*YOUR OBJECTIVE*:
Skip any picture you find and retype all the remaining lines exactly.

*TASK INPUTS*:
-- begin --

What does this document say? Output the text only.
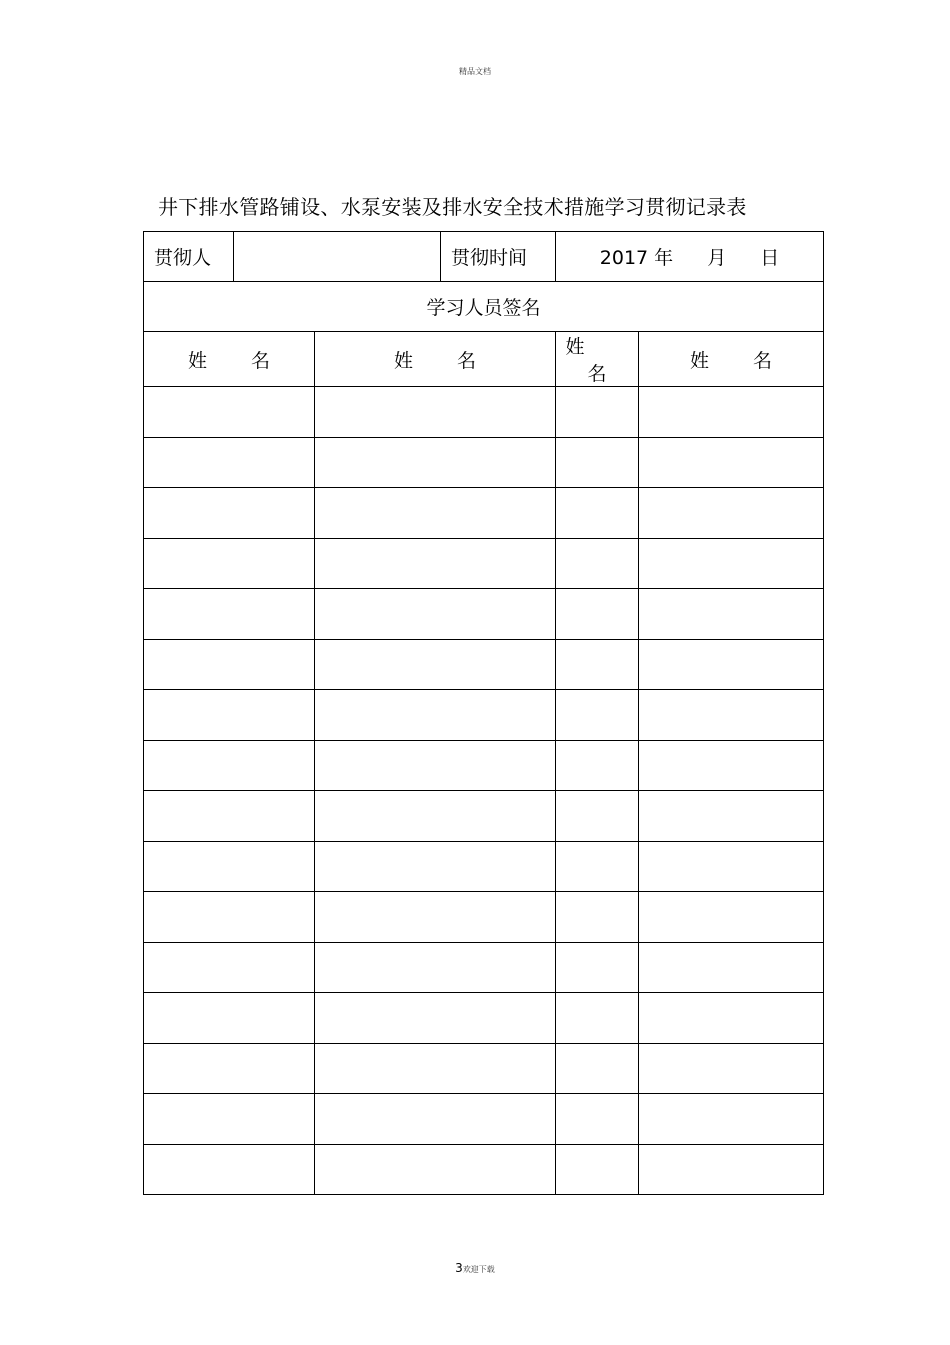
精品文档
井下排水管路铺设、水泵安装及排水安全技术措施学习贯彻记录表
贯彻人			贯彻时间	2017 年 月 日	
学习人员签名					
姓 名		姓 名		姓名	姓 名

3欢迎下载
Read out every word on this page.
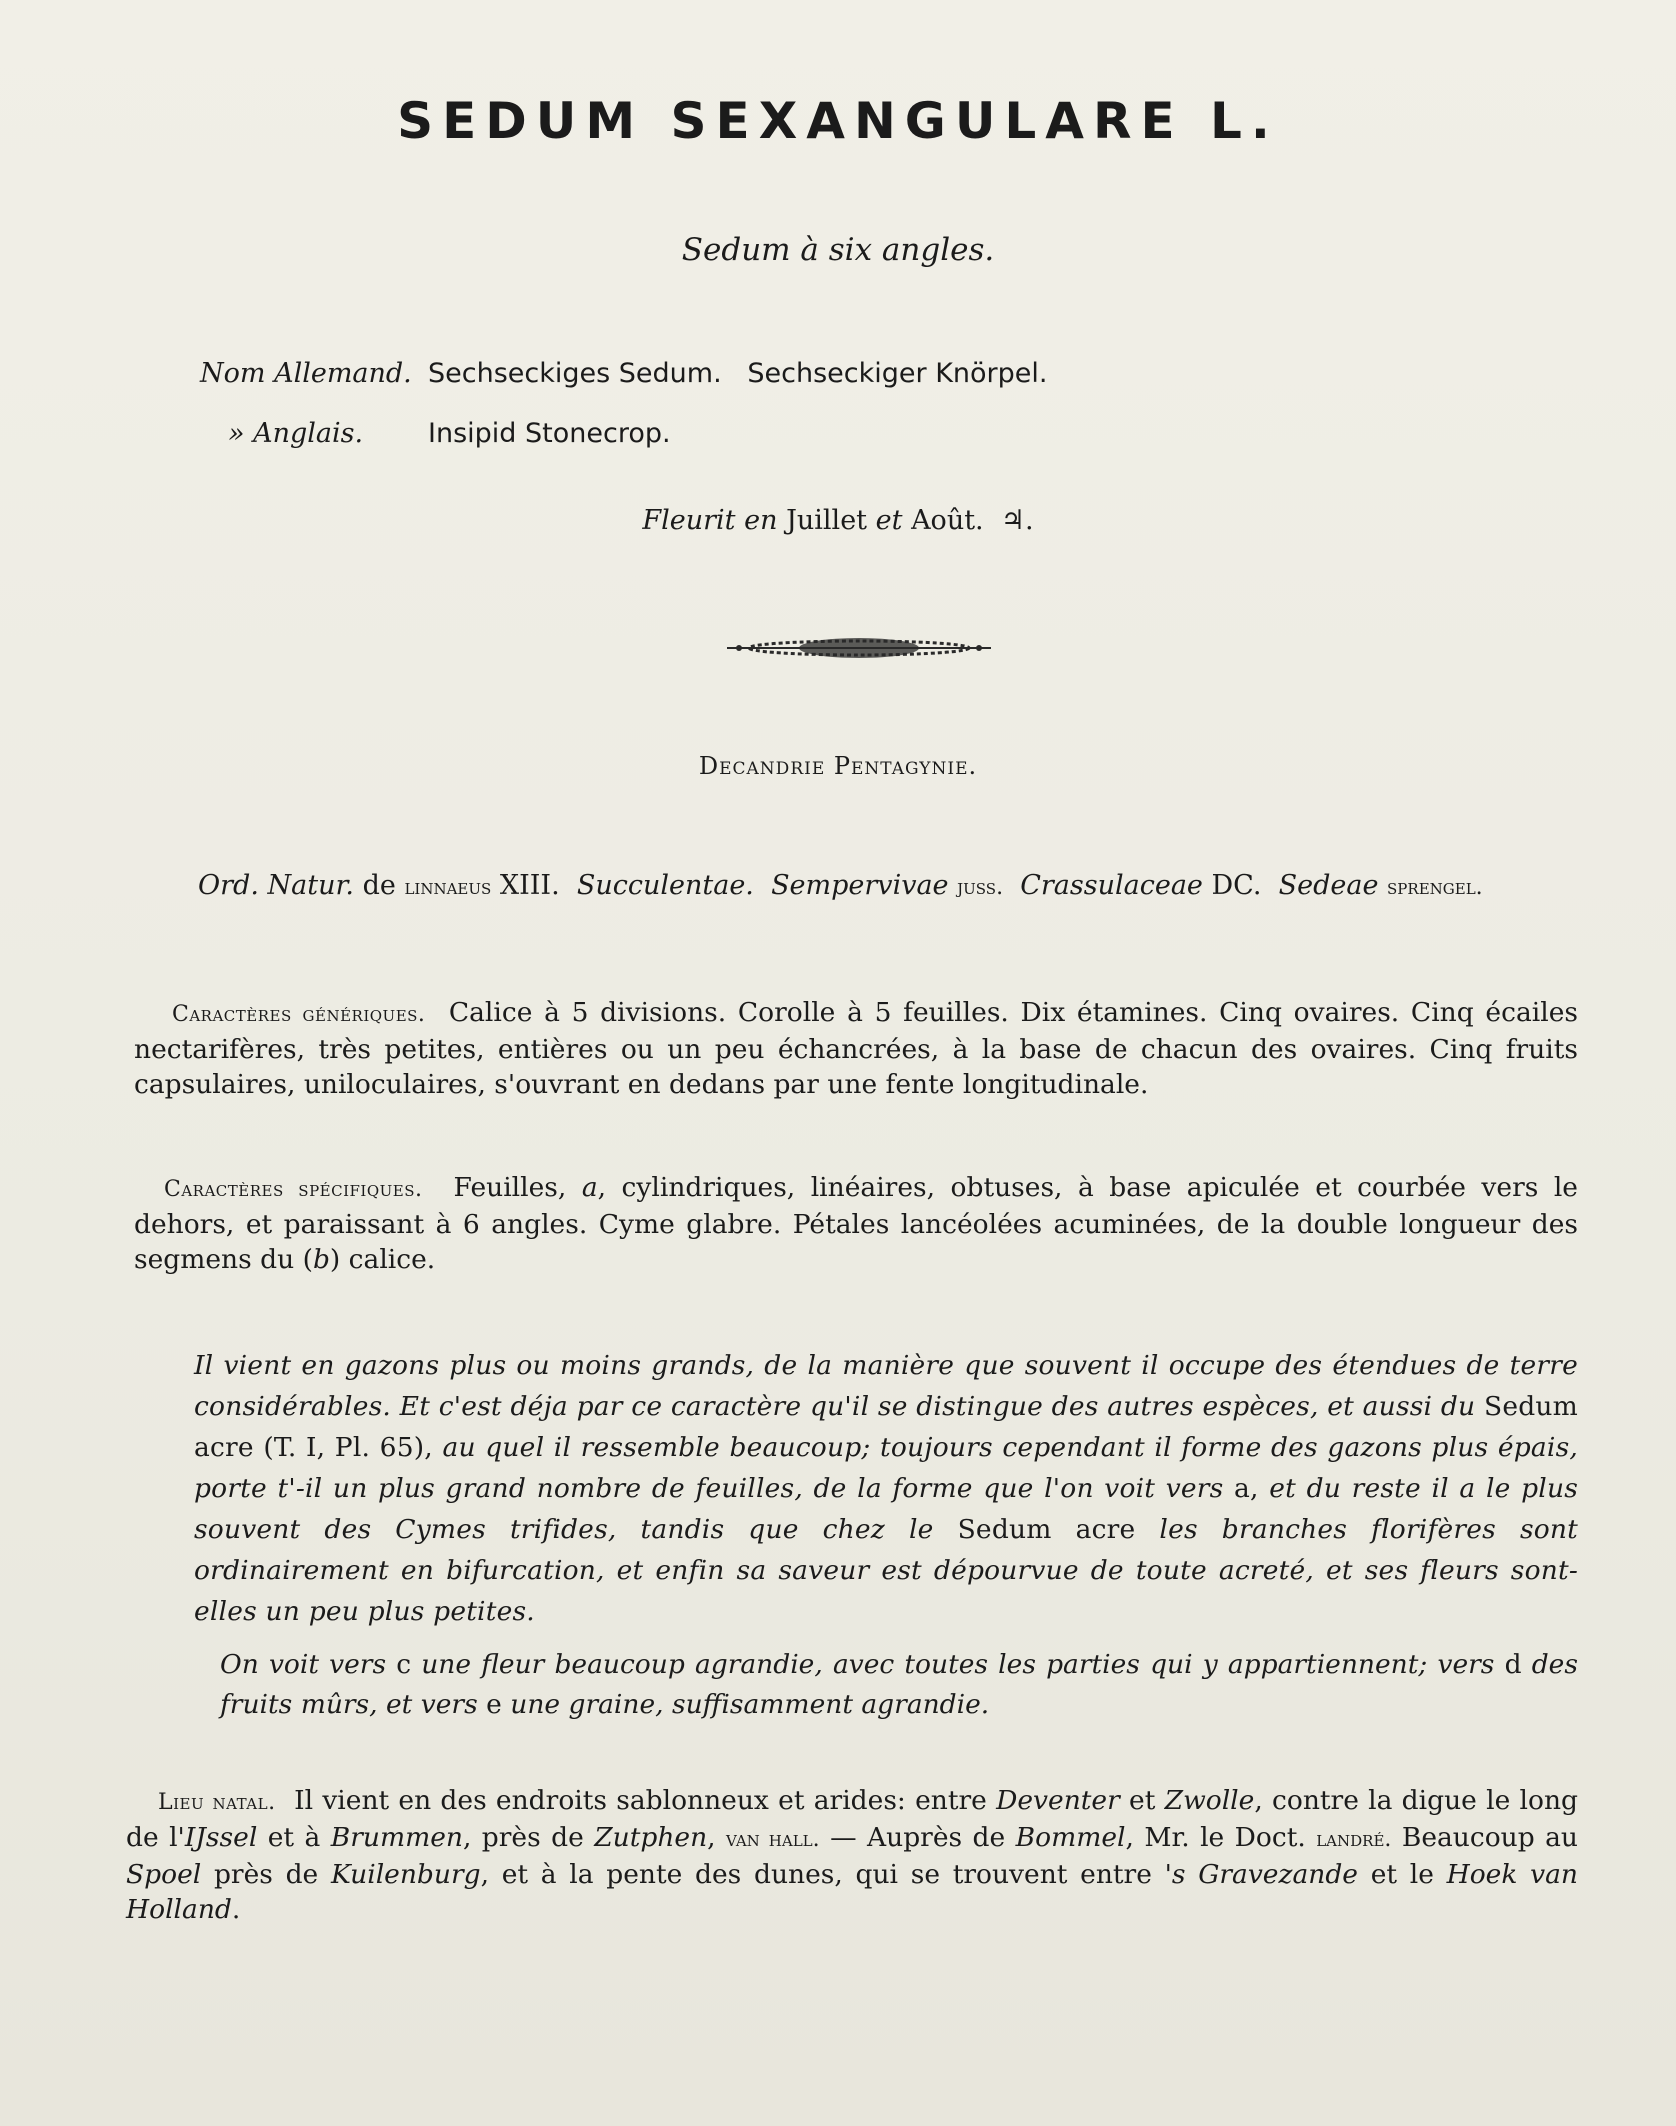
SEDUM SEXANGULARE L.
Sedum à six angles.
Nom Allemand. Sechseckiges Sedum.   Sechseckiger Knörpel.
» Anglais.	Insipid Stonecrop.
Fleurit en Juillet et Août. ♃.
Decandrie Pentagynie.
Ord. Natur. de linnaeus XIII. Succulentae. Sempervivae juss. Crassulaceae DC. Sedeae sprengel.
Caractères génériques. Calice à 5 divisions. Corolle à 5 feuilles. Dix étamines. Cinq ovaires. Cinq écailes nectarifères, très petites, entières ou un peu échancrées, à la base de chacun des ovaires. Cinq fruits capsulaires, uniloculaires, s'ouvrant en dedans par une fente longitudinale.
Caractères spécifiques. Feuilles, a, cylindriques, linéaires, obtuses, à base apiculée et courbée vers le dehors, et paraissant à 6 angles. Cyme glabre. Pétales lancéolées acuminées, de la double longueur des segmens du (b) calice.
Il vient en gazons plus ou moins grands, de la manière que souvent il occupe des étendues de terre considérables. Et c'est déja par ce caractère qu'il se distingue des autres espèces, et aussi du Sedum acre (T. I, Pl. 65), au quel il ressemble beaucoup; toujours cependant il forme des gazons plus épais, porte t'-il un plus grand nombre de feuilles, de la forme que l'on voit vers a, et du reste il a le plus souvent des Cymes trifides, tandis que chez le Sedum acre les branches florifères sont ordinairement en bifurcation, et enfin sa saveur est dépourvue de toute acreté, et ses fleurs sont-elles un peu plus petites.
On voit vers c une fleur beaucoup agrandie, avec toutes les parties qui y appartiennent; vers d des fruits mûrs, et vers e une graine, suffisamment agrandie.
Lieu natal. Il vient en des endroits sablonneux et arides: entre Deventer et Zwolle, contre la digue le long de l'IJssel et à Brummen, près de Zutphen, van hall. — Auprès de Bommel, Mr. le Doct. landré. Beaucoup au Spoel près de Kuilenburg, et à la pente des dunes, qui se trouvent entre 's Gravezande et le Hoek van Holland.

-- end --

*RESULT OF THE EXERCISE*:
What does this document say? Output the text only.
精品文档
井下排水管路铺设、水泵安装及排水安全技术措施学习贯彻记录表
贯彻人			贯彻时间	2017 年 月 日	
学习人员签名					
姓 名		姓 名		姓名	姓 名

3欢迎下载
Read out every word on this page.
SEDUM SEXANGULARE L.
Sedum à six angles.
Nom Allemand. Sechseckiges Sedum.   Sechseckiger Knörpel.
» Anglais.	Insipid Stonecrop.
Fleurit en Juillet et Août. ♃.
Decandrie Pentagynie.
Ord. Natur. de linnaeus XIII. Succulentae. Sempervivae juss. Crassulaceae DC. Sedeae sprengel.
Caractères génériques. Calice à 5 divisions. Corolle à 5 feuilles. Dix étamines. Cinq ovaires. Cinq écailes nectarifères, très petites, entières ou un peu échancrées, à la base de chacun des ovaires. Cinq fruits capsulaires, uniloculaires, s'ouvrant en dedans par une fente longitudinale.
Caractères spécifiques. Feuilles, a, cylindriques, linéaires, obtuses, à base apiculée et courbée vers le dehors, et paraissant à 6 angles. Cyme glabre. Pétales lancéolées acuminées, de la double longueur des segmens du (b) calice.
Il vient en gazons plus ou moins grands, de la manière que souvent il occupe des étendues de terre considérables. Et c'est déja par ce caractère qu'il se distingue des autres espèces, et aussi du Sedum acre (T. I, Pl. 65), au quel il ressemble beaucoup; toujours cependant il forme des gazons plus épais, porte t'-il un plus grand nombre de feuilles, de la forme que l'on voit vers a, et du reste il a le plus souvent des Cymes trifides, tandis que chez le Sedum acre les branches florifères sont ordinairement en bifurcation, et enfin sa saveur est dépourvue de toute acreté, et ses fleurs sont-elles un peu plus petites.
On voit vers c une fleur beaucoup agrandie, avec toutes les parties qui y appartiennent; vers d des fruits mûrs, et vers e une graine, suffisamment agrandie.
Lieu natal. Il vient en des endroits sablonneux et arides: entre Deventer et Zwolle, contre la digue le long de l'IJssel et à Brummen, près de Zutphen, van hall. — Auprès de Bommel, Mr. le Doct. landré. Beaucoup au Spoel près de Kuilenburg, et à la pente des dunes, qui se trouvent entre 's Gravezande et le Hoek van Holland.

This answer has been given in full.